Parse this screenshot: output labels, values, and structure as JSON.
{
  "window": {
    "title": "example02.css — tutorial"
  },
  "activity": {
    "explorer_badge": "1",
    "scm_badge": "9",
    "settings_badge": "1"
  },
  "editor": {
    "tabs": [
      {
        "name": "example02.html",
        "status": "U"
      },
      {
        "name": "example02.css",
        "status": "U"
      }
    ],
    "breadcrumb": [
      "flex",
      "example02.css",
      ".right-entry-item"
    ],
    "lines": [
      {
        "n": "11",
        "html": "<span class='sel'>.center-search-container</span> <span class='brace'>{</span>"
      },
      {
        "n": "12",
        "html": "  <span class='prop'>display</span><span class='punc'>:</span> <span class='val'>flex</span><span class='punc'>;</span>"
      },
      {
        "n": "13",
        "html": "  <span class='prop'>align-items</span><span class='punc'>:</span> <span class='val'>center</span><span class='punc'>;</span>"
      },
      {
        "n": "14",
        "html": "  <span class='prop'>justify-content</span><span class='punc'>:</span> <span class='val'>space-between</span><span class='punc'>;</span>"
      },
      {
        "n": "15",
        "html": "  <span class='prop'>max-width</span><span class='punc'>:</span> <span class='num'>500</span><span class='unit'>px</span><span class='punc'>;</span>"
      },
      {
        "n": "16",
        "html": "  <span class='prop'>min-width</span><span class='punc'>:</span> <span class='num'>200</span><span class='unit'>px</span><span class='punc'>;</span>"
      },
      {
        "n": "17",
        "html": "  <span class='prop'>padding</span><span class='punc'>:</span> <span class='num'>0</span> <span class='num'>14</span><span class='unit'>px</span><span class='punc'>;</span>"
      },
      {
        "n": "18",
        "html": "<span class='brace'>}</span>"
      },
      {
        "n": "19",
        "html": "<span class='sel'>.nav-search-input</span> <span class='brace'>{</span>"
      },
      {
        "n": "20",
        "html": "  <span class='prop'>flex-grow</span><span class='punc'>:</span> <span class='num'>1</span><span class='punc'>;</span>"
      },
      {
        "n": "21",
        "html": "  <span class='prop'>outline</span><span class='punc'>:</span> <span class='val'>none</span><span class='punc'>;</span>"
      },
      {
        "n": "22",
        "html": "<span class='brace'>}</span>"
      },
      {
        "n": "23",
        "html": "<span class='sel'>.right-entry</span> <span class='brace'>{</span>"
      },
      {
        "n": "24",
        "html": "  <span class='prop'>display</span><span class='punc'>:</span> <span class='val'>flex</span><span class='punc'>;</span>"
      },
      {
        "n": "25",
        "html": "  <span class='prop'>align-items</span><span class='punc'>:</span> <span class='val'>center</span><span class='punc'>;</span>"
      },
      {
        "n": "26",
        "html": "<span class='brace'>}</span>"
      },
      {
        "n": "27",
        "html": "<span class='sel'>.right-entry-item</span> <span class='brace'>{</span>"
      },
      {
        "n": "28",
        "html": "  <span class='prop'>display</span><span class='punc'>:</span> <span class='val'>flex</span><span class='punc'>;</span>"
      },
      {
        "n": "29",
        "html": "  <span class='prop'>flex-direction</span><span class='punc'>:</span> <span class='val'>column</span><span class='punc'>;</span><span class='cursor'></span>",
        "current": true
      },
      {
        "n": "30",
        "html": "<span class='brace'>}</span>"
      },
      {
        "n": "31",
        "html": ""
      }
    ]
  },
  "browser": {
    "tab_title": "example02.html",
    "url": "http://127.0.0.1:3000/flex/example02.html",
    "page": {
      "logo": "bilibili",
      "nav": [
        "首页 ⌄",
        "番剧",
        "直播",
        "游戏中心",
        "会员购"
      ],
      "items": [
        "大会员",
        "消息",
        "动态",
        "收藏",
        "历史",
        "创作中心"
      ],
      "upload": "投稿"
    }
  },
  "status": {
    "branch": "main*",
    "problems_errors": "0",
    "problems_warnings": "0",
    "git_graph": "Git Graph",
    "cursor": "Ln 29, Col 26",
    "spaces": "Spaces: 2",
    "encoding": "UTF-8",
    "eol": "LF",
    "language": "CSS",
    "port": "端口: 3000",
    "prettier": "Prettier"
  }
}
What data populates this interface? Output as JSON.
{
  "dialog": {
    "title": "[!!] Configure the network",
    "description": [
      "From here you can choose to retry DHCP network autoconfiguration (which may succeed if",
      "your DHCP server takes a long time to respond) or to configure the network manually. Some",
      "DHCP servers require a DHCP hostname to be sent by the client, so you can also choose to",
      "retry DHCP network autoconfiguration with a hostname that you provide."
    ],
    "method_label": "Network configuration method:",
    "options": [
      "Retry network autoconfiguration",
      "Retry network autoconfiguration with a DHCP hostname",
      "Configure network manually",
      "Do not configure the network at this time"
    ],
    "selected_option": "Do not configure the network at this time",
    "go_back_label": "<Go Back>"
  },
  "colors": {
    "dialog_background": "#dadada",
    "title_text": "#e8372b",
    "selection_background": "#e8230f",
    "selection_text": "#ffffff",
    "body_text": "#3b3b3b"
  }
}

**Short problem:** Reproduce each entry exactly, leaving out nothing.

**Reply to the exercise:**
Parse this screenshot: output labels, values, and structure as JSON.
{
  "window": {
    "title": "example02.css — tutorial"
  },
  "activity": {
    "explorer_badge": "1",
    "scm_badge": "9",
    "settings_badge": "1"
  },
  "editor": {
    "tabs": [
      {
        "name": "example02.html",
        "status": "U"
      },
      {
        "name": "example02.css",
        "status": "U"
      }
    ],
    "breadcrumb": [
      "flex",
      "example02.css",
      ".right-entry-item"
    ],
    "lines": [
      {
        "n": "11",
        "html": "<span class='sel'>.center-search-container</span> <span class='brace'>{</span>"
      },
      {
        "n": "12",
        "html": "  <span class='prop'>display</span><span class='punc'>:</span> <span class='val'>flex</span><span class='punc'>;</span>"
      },
      {
        "n": "13",
        "html": "  <span class='prop'>align-items</span><span class='punc'>:</span> <span class='val'>center</span><span class='punc'>;</span>"
      },
      {
        "n": "14",
        "html": "  <span class='prop'>justify-content</span><span class='punc'>:</span> <span class='val'>space-between</span><span class='punc'>;</span>"
      },
      {
        "n": "15",
        "html": "  <span class='prop'>max-width</span><span class='punc'>:</span> <span class='num'>500</span><span class='unit'>px</span><span class='punc'>;</span>"
      },
      {
        "n": "16",
        "html": "  <span class='prop'>min-width</span><span class='punc'>:</span> <span class='num'>200</span><span class='unit'>px</span><span class='punc'>;</span>"
      },
      {
        "n": "17",
        "html": "  <span class='prop'>padding</span><span class='punc'>:</span> <span class='num'>0</span> <span class='num'>14</span><span class='unit'>px</span><span class='punc'>;</span>"
      },
      {
        "n": "18",
        "html": "<span class='brace'>}</span>"
      },
      {
        "n": "19",
        "html": "<span class='sel'>.nav-search-input</span> <span class='brace'>{</span>"
      },
      {
        "n": "20",
        "html": "  <span class='prop'>flex-grow</span><span class='punc'>:</span> <span class='num'>1</span><span class='punc'>;</span>"
      },
      {
        "n": "21",
        "html": "  <span class='prop'>outline</span><span class='punc'>:</span> <span class='val'>none</span><span class='punc'>;</span>"
      },
      {
        "n": "22",
        "html": "<span class='brace'>}</span>"
      },
      {
        "n": "23",
        "html": "<span class='sel'>.right-entry</span> <span class='brace'>{</span>"
      },
      {
        "n": "24",
        "html": "  <span class='prop'>display</span><span class='punc'>:</span> <span class='val'>flex</span><span class='punc'>;</span>"
      },
      {
        "n": "25",
        "html": "  <span class='prop'>align-items</span><span class='punc'>:</span> <span class='val'>center</span><span class='punc'>;</span>"
      },
      {
        "n": "26",
        "html": "<span class='brace'>}</span>"
      },
      {
        "n": "27",
        "html": "<span class='sel'>.right-entry-item</span> <span class='brace'>{</span>"
      },
      {
        "n": "28",
        "html": "  <span class='prop'>display</span><span class='punc'>:</span> <span class='val'>flex</span><span class='punc'>;</span>"
      },
      {
        "n": "29",
        "html": "  <span class='prop'>flex-direction</span><span class='punc'>:</span> <span class='val'>column</span><span class='punc'>;</span><span class='cursor'></span>",
        "current": true
      },
      {
        "n": "30",
        "html": "<span class='brace'>}</span>"
      },
      {
        "n": "31",
        "html": ""
      }
    ]
  },
  "browser": {
    "tab_title": "example02.html",
    "url": "http://127.0.0.1:3000/flex/example02.html",
    "page": {
      "logo": "bilibili",
      "nav": [
        "首页 ⌄",
        "番剧",
        "直播",
        "游戏中心",
        "会员购"
      ],
      "items": [
        "大会员",
        "消息",
        "动态",
        "收藏",
        "历史",
        "创作中心"
      ],
      "upload": "投稿"
    }
  },
  "status": {
    "branch": "main*",
    "problems_errors": "0",
    "problems_warnings": "0",
    "git_graph": "Git Graph",
    "cursor": "Ln 29, Col 26",
    "spaces": "Spaces: 2",
    "encoding": "UTF-8",
    "eol": "LF",
    "language": "CSS",
    "port": "端口: 3000",
    "prettier": "Prettier"
  }
}
What data populates this interface? Output as JSON.
{
  "dialog": {
    "title": "[!!] Configure the network",
    "description": [
      "From here you can choose to retry DHCP network autoconfiguration (which may succeed if",
      "your DHCP server takes a long time to respond) or to configure the network manually. Some",
      "DHCP servers require a DHCP hostname to be sent by the client, so you can also choose to",
      "retry DHCP network autoconfiguration with a hostname that you provide."
    ],
    "method_label": "Network configuration method:",
    "options": [
      "Retry network autoconfiguration",
      "Retry network autoconfiguration with a DHCP hostname",
      "Configure network manually",
      "Do not configure the network at this time"
    ],
    "selected_option": "Do not configure the network at this time",
    "go_back_label": "<Go Back>"
  },
  "colors": {
    "dialog_background": "#dadada",
    "title_text": "#e8372b",
    "selection_background": "#e8230f",
    "selection_text": "#ffffff",
    "body_text": "#3b3b3b"
  }
}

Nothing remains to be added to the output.